(Data items)
☆ ☆ ☆ ☆ ☆

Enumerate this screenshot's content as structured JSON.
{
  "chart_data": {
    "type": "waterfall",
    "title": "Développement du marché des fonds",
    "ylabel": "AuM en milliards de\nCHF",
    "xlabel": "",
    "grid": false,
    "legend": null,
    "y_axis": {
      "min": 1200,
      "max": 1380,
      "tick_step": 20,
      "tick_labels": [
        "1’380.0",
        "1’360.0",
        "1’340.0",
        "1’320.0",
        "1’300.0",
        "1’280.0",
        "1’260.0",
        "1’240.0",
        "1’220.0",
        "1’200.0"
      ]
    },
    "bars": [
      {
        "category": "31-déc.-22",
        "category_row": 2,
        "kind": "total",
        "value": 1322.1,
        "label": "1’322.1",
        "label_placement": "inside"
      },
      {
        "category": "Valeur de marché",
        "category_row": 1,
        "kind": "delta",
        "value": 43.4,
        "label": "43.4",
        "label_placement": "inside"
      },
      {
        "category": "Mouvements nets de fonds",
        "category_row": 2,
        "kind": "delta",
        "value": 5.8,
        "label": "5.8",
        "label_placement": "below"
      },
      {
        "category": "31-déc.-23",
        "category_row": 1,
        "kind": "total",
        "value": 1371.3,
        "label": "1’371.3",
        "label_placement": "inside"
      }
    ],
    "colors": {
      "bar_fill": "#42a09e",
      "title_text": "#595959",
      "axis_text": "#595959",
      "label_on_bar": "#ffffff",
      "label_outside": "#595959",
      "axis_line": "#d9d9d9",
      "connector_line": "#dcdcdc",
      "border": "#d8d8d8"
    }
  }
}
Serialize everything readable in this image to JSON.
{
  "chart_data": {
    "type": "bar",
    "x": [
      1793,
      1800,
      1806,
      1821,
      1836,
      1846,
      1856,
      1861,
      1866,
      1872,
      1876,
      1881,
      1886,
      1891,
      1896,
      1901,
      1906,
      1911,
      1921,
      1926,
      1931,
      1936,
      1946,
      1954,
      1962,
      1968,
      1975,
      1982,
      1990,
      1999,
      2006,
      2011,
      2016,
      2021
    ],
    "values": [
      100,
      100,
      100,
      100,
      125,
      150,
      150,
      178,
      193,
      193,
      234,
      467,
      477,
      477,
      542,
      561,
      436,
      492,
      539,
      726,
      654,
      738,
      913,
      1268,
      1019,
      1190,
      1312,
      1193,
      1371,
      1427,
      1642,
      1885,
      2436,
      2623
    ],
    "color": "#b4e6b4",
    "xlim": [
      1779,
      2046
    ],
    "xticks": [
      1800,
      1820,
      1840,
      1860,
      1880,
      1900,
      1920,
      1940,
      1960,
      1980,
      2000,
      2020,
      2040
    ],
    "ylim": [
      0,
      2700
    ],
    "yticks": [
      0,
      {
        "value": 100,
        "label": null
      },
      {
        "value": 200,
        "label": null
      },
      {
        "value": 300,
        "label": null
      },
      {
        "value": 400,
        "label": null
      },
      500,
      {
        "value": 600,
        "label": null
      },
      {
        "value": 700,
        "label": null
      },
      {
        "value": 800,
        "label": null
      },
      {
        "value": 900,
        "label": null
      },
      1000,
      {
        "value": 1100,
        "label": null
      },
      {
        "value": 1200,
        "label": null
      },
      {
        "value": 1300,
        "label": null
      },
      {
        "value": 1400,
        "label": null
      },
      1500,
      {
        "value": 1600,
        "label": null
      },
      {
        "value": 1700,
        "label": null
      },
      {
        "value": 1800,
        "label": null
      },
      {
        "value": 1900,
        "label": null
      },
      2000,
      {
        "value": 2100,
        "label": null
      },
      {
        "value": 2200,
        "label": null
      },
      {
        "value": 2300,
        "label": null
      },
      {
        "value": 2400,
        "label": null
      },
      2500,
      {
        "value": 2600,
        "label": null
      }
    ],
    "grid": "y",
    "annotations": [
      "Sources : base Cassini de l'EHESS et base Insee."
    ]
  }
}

☆ ☆ ☆ ☆ ☆

### Task objective
In the records above, locate every line with the string "fonds" and copy it.

### Solution for this problem
    "title": "Développement du marché des fonds",
        "category": "Mouvements nets de fonds",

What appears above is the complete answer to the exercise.